* **WORK TO COMPLETE**: Copy the data word for word, keeping every line.

^^^^

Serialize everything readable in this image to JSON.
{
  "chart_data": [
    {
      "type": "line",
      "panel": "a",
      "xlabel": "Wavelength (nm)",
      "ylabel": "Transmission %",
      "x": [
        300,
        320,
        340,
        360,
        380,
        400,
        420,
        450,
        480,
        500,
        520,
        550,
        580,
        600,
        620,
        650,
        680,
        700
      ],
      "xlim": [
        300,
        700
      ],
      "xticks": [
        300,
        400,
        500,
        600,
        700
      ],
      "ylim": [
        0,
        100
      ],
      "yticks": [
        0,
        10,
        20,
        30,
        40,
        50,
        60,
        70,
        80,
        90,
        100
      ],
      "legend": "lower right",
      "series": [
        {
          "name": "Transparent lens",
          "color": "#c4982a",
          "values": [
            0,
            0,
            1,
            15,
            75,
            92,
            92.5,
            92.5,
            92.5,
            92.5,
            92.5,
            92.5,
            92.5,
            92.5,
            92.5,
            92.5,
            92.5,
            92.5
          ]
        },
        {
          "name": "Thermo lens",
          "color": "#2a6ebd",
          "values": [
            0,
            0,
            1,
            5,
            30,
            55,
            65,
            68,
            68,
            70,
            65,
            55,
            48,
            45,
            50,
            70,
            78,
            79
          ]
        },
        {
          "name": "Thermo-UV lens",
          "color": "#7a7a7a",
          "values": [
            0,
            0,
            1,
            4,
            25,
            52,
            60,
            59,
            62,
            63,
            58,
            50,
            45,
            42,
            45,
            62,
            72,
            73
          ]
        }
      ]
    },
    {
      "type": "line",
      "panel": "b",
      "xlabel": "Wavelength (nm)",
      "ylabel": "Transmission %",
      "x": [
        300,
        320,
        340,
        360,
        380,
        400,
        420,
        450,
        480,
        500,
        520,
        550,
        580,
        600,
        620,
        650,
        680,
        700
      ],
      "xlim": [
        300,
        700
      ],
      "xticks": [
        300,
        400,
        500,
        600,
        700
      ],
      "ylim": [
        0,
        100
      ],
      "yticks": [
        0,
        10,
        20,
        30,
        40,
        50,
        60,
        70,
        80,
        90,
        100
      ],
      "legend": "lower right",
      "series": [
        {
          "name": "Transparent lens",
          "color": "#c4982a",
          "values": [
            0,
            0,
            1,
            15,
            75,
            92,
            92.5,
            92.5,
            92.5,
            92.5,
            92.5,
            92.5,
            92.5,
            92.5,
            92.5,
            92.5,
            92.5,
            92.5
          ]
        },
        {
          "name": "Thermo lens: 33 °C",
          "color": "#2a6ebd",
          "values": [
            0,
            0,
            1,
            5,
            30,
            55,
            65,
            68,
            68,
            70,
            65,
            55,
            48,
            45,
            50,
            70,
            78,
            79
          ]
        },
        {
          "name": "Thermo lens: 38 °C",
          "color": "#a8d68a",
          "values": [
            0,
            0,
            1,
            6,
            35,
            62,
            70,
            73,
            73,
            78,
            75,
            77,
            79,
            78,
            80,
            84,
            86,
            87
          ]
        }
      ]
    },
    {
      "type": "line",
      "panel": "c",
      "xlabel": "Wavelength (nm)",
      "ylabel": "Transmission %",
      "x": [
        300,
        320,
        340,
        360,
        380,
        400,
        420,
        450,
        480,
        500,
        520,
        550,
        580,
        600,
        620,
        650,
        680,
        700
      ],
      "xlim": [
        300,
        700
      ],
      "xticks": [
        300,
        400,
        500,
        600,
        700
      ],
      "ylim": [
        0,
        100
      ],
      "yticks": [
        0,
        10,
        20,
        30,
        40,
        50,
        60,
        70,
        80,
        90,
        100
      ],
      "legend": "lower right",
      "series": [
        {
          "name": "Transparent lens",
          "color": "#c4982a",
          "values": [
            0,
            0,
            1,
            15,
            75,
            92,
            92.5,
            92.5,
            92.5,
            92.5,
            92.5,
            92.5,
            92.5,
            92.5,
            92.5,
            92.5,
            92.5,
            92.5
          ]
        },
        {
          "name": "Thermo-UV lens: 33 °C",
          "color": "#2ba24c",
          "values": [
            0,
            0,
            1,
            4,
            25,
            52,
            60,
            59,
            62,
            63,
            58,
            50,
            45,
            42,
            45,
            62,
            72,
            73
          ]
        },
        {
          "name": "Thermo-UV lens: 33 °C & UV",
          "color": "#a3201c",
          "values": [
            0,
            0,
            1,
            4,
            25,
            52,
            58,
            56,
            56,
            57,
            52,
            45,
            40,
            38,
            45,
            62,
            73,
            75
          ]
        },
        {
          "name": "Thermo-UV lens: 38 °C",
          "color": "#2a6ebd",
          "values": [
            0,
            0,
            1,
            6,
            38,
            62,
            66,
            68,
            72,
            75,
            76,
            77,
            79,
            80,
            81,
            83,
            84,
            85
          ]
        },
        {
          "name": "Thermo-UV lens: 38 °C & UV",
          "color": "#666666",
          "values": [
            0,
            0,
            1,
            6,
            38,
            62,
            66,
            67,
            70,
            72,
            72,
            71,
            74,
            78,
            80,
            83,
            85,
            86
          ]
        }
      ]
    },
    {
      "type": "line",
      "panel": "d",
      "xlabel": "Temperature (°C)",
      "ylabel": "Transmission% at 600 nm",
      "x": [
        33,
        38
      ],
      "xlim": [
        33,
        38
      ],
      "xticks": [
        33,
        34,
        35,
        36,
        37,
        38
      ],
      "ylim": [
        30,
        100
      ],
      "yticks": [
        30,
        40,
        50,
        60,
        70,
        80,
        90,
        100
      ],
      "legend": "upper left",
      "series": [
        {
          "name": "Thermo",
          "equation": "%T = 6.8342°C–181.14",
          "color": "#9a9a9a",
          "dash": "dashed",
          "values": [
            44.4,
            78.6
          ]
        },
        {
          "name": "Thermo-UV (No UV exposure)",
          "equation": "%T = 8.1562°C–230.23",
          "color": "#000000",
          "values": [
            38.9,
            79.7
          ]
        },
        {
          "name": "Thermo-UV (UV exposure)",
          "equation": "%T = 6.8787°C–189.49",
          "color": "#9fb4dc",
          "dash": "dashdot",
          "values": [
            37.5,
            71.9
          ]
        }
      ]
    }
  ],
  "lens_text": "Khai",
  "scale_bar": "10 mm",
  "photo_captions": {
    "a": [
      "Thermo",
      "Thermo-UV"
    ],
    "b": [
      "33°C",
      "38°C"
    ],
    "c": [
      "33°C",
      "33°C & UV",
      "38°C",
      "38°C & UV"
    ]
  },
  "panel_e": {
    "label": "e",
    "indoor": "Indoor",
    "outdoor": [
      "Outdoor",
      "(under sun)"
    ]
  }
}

^^^^

* **FINISHED TASK**:
Serialize everything readable in this image to JSON.
{
  "chart_data": [
    {
      "type": "line",
      "panel": "a",
      "xlabel": "Wavelength (nm)",
      "ylabel": "Transmission %",
      "x": [
        300,
        320,
        340,
        360,
        380,
        400,
        420,
        450,
        480,
        500,
        520,
        550,
        580,
        600,
        620,
        650,
        680,
        700
      ],
      "xlim": [
        300,
        700
      ],
      "xticks": [
        300,
        400,
        500,
        600,
        700
      ],
      "ylim": [
        0,
        100
      ],
      "yticks": [
        0,
        10,
        20,
        30,
        40,
        50,
        60,
        70,
        80,
        90,
        100
      ],
      "legend": "lower right",
      "series": [
        {
          "name": "Transparent lens",
          "color": "#c4982a",
          "values": [
            0,
            0,
            1,
            15,
            75,
            92,
            92.5,
            92.5,
            92.5,
            92.5,
            92.5,
            92.5,
            92.5,
            92.5,
            92.5,
            92.5,
            92.5,
            92.5
          ]
        },
        {
          "name": "Thermo lens",
          "color": "#2a6ebd",
          "values": [
            0,
            0,
            1,
            5,
            30,
            55,
            65,
            68,
            68,
            70,
            65,
            55,
            48,
            45,
            50,
            70,
            78,
            79
          ]
        },
        {
          "name": "Thermo-UV lens",
          "color": "#7a7a7a",
          "values": [
            0,
            0,
            1,
            4,
            25,
            52,
            60,
            59,
            62,
            63,
            58,
            50,
            45,
            42,
            45,
            62,
            72,
            73
          ]
        }
      ]
    },
    {
      "type": "line",
      "panel": "b",
      "xlabel": "Wavelength (nm)",
      "ylabel": "Transmission %",
      "x": [
        300,
        320,
        340,
        360,
        380,
        400,
        420,
        450,
        480,
        500,
        520,
        550,
        580,
        600,
        620,
        650,
        680,
        700
      ],
      "xlim": [
        300,
        700
      ],
      "xticks": [
        300,
        400,
        500,
        600,
        700
      ],
      "ylim": [
        0,
        100
      ],
      "yticks": [
        0,
        10,
        20,
        30,
        40,
        50,
        60,
        70,
        80,
        90,
        100
      ],
      "legend": "lower right",
      "series": [
        {
          "name": "Transparent lens",
          "color": "#c4982a",
          "values": [
            0,
            0,
            1,
            15,
            75,
            92,
            92.5,
            92.5,
            92.5,
            92.5,
            92.5,
            92.5,
            92.5,
            92.5,
            92.5,
            92.5,
            92.5,
            92.5
          ]
        },
        {
          "name": "Thermo lens: 33 °C",
          "color": "#2a6ebd",
          "values": [
            0,
            0,
            1,
            5,
            30,
            55,
            65,
            68,
            68,
            70,
            65,
            55,
            48,
            45,
            50,
            70,
            78,
            79
          ]
        },
        {
          "name": "Thermo lens: 38 °C",
          "color": "#a8d68a",
          "values": [
            0,
            0,
            1,
            6,
            35,
            62,
            70,
            73,
            73,
            78,
            75,
            77,
            79,
            78,
            80,
            84,
            86,
            87
          ]
        }
      ]
    },
    {
      "type": "line",
      "panel": "c",
      "xlabel": "Wavelength (nm)",
      "ylabel": "Transmission %",
      "x": [
        300,
        320,
        340,
        360,
        380,
        400,
        420,
        450,
        480,
        500,
        520,
        550,
        580,
        600,
        620,
        650,
        680,
        700
      ],
      "xlim": [
        300,
        700
      ],
      "xticks": [
        300,
        400,
        500,
        600,
        700
      ],
      "ylim": [
        0,
        100
      ],
      "yticks": [
        0,
        10,
        20,
        30,
        40,
        50,
        60,
        70,
        80,
        90,
        100
      ],
      "legend": "lower right",
      "series": [
        {
          "name": "Transparent lens",
          "color": "#c4982a",
          "values": [
            0,
            0,
            1,
            15,
            75,
            92,
            92.5,
            92.5,
            92.5,
            92.5,
            92.5,
            92.5,
            92.5,
            92.5,
            92.5,
            92.5,
            92.5,
            92.5
          ]
        },
        {
          "name": "Thermo-UV lens: 33 °C",
          "color": "#2ba24c",
          "values": [
            0,
            0,
            1,
            4,
            25,
            52,
            60,
            59,
            62,
            63,
            58,
            50,
            45,
            42,
            45,
            62,
            72,
            73
          ]
        },
        {
          "name": "Thermo-UV lens: 33 °C & UV",
          "color": "#a3201c",
          "values": [
            0,
            0,
            1,
            4,
            25,
            52,
            58,
            56,
            56,
            57,
            52,
            45,
            40,
            38,
            45,
            62,
            73,
            75
          ]
        },
        {
          "name": "Thermo-UV lens: 38 °C",
          "color": "#2a6ebd",
          "values": [
            0,
            0,
            1,
            6,
            38,
            62,
            66,
            68,
            72,
            75,
            76,
            77,
            79,
            80,
            81,
            83,
            84,
            85
          ]
        },
        {
          "name": "Thermo-UV lens: 38 °C & UV",
          "color": "#666666",
          "values": [
            0,
            0,
            1,
            6,
            38,
            62,
            66,
            67,
            70,
            72,
            72,
            71,
            74,
            78,
            80,
            83,
            85,
            86
          ]
        }
      ]
    },
    {
      "type": "line",
      "panel": "d",
      "xlabel": "Temperature (°C)",
      "ylabel": "Transmission% at 600 nm",
      "x": [
        33,
        38
      ],
      "xlim": [
        33,
        38
      ],
      "xticks": [
        33,
        34,
        35,
        36,
        37,
        38
      ],
      "ylim": [
        30,
        100
      ],
      "yticks": [
        30,
        40,
        50,
        60,
        70,
        80,
        90,
        100
      ],
      "legend": "upper left",
      "series": [
        {
          "name": "Thermo",
          "equation": "%T = 6.8342°C–181.14",
          "color": "#9a9a9a",
          "dash": "dashed",
          "values": [
            44.4,
            78.6
          ]
        },
        {
          "name": "Thermo-UV (No UV exposure)",
          "equation": "%T = 8.1562°C–230.23",
          "color": "#000000",
          "values": [
            38.9,
            79.7
          ]
        },
        {
          "name": "Thermo-UV (UV exposure)",
          "equation": "%T = 6.8787°C–189.49",
          "color": "#9fb4dc",
          "dash": "dashdot",
          "values": [
            37.5,
            71.9
          ]
        }
      ]
    }
  ],
  "lens_text": "Khai",
  "scale_bar": "10 mm",
  "photo_captions": {
    "a": [
      "Thermo",
      "Thermo-UV"
    ],
    "b": [
      "33°C",
      "38°C"
    ],
    "c": [
      "33°C",
      "33°C & UV",
      "38°C",
      "38°C & UV"
    ]
  },
  "panel_e": {
    "label": "e",
    "indoor": "Indoor",
    "outdoor": [
      "Outdoor",
      "(under sun)"
    ]
  }
}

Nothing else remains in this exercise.